§ Instruction: Extract all lines from the data beneath that include the word "above".

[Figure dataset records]
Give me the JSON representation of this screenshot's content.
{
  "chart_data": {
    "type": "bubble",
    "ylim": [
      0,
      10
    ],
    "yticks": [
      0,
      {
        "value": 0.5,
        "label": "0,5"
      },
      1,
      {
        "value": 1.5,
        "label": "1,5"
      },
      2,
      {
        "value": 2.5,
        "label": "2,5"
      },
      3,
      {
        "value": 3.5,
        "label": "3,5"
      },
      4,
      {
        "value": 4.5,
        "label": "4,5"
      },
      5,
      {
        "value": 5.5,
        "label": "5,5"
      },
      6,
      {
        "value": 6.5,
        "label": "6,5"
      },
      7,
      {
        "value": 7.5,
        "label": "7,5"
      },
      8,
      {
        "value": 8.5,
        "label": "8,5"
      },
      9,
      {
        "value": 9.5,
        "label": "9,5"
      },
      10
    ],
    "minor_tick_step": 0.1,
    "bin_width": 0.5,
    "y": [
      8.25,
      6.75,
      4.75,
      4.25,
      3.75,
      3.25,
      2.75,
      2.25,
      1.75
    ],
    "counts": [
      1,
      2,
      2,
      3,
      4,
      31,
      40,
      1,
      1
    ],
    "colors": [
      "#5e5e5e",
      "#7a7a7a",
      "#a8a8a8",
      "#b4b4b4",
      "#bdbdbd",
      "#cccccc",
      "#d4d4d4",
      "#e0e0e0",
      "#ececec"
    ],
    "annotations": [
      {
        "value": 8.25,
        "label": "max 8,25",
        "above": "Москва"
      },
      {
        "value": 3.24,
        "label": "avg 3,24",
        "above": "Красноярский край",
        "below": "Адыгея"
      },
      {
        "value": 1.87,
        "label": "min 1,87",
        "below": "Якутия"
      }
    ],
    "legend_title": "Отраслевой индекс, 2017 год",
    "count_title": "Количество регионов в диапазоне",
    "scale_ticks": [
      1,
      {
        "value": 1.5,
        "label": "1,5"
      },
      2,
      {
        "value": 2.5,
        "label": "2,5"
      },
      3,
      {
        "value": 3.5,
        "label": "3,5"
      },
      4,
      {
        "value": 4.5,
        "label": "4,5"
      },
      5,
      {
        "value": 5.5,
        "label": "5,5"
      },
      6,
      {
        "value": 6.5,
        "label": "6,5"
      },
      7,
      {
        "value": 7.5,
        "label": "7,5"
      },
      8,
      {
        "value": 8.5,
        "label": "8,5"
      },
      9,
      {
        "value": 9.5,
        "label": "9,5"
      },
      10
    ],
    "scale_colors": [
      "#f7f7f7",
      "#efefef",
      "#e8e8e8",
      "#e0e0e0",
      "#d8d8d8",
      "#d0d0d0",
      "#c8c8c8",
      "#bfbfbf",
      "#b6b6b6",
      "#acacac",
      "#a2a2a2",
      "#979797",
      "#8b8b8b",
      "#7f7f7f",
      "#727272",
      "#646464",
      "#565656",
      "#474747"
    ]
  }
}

§ Answer for the task:
        "above": "Москва"
        "above": "Красноярский край",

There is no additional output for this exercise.